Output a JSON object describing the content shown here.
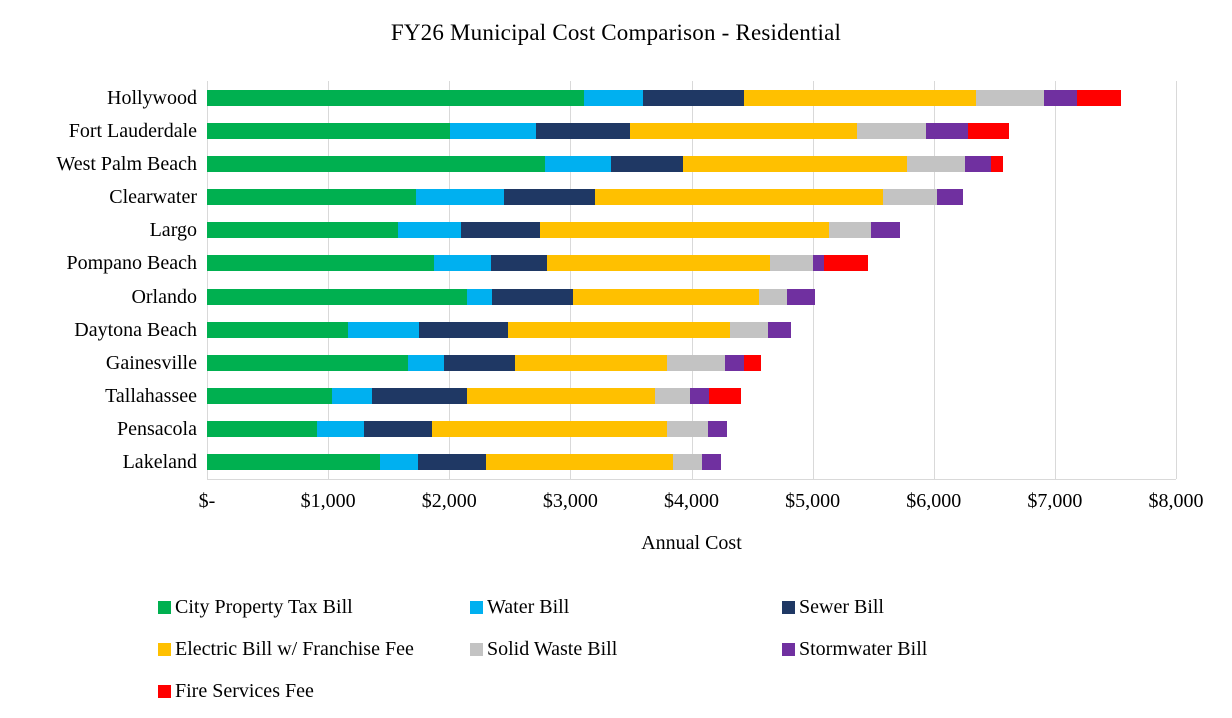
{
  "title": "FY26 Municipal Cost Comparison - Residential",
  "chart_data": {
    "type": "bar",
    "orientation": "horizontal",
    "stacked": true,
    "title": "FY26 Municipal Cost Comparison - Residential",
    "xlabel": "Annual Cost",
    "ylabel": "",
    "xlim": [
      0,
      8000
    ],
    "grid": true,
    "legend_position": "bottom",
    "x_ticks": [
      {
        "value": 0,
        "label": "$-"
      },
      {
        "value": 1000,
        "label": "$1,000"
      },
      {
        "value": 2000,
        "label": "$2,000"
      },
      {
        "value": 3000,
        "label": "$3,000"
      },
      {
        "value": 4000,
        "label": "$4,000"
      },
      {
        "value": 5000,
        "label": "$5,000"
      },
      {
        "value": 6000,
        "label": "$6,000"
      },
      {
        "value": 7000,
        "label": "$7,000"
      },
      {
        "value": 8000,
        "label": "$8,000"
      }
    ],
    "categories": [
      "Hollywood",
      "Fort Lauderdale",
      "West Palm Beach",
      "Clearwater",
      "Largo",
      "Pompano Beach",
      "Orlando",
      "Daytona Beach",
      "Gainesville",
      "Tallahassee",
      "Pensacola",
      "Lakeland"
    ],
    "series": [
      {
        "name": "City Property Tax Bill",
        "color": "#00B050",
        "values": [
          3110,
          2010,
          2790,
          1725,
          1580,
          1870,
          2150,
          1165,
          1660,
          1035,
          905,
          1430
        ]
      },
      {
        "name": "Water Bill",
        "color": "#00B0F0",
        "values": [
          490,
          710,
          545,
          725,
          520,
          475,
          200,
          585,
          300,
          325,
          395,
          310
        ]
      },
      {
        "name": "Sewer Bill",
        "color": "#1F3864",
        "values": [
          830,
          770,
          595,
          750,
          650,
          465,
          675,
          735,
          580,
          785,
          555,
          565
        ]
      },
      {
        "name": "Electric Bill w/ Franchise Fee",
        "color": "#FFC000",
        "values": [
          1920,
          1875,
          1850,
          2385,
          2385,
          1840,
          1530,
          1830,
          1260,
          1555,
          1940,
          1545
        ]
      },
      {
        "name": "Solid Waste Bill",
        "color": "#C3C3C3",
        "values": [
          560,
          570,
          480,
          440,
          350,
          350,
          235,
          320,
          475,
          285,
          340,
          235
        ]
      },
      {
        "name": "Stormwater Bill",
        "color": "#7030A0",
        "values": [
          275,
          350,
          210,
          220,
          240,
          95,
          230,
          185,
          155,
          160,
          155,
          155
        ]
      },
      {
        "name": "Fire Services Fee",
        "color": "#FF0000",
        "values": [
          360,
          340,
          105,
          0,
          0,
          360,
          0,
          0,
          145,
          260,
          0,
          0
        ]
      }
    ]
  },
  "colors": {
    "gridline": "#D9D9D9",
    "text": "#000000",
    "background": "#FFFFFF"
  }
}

What is asked
Pictures in the records must not appear in the copy; transcribe everything else precisely.

Finished answer
Output a JSON object describing the content shown here.
{
  "title": "FY26 Municipal Cost Comparison - Residential",
  "chart_data": {
    "type": "bar",
    "orientation": "horizontal",
    "stacked": true,
    "title": "FY26 Municipal Cost Comparison - Residential",
    "xlabel": "Annual Cost",
    "ylabel": "",
    "xlim": [
      0,
      8000
    ],
    "grid": true,
    "legend_position": "bottom",
    "x_ticks": [
      {
        "value": 0,
        "label": "$-"
      },
      {
        "value": 1000,
        "label": "$1,000"
      },
      {
        "value": 2000,
        "label": "$2,000"
      },
      {
        "value": 3000,
        "label": "$3,000"
      },
      {
        "value": 4000,
        "label": "$4,000"
      },
      {
        "value": 5000,
        "label": "$5,000"
      },
      {
        "value": 6000,
        "label": "$6,000"
      },
      {
        "value": 7000,
        "label": "$7,000"
      },
      {
        "value": 8000,
        "label": "$8,000"
      }
    ],
    "categories": [
      "Hollywood",
      "Fort Lauderdale",
      "West Palm Beach",
      "Clearwater",
      "Largo",
      "Pompano Beach",
      "Orlando",
      "Daytona Beach",
      "Gainesville",
      "Tallahassee",
      "Pensacola",
      "Lakeland"
    ],
    "series": [
      {
        "name": "City Property Tax Bill",
        "color": "#00B050",
        "values": [
          3110,
          2010,
          2790,
          1725,
          1580,
          1870,
          2150,
          1165,
          1660,
          1035,
          905,
          1430
        ]
      },
      {
        "name": "Water Bill",
        "color": "#00B0F0",
        "values": [
          490,
          710,
          545,
          725,
          520,
          475,
          200,
          585,
          300,
          325,
          395,
          310
        ]
      },
      {
        "name": "Sewer Bill",
        "color": "#1F3864",
        "values": [
          830,
          770,
          595,
          750,
          650,
          465,
          675,
          735,
          580,
          785,
          555,
          565
        ]
      },
      {
        "name": "Electric Bill w/ Franchise Fee",
        "color": "#FFC000",
        "values": [
          1920,
          1875,
          1850,
          2385,
          2385,
          1840,
          1530,
          1830,
          1260,
          1555,
          1940,
          1545
        ]
      },
      {
        "name": "Solid Waste Bill",
        "color": "#C3C3C3",
        "values": [
          560,
          570,
          480,
          440,
          350,
          350,
          235,
          320,
          475,
          285,
          340,
          235
        ]
      },
      {
        "name": "Stormwater Bill",
        "color": "#7030A0",
        "values": [
          275,
          350,
          210,
          220,
          240,
          95,
          230,
          185,
          155,
          160,
          155,
          155
        ]
      },
      {
        "name": "Fire Services Fee",
        "color": "#FF0000",
        "values": [
          360,
          340,
          105,
          0,
          0,
          360,
          0,
          0,
          145,
          260,
          0,
          0
        ]
      }
    ]
  },
  "colors": {
    "gridline": "#D9D9D9",
    "text": "#000000",
    "background": "#FFFFFF"
  }
}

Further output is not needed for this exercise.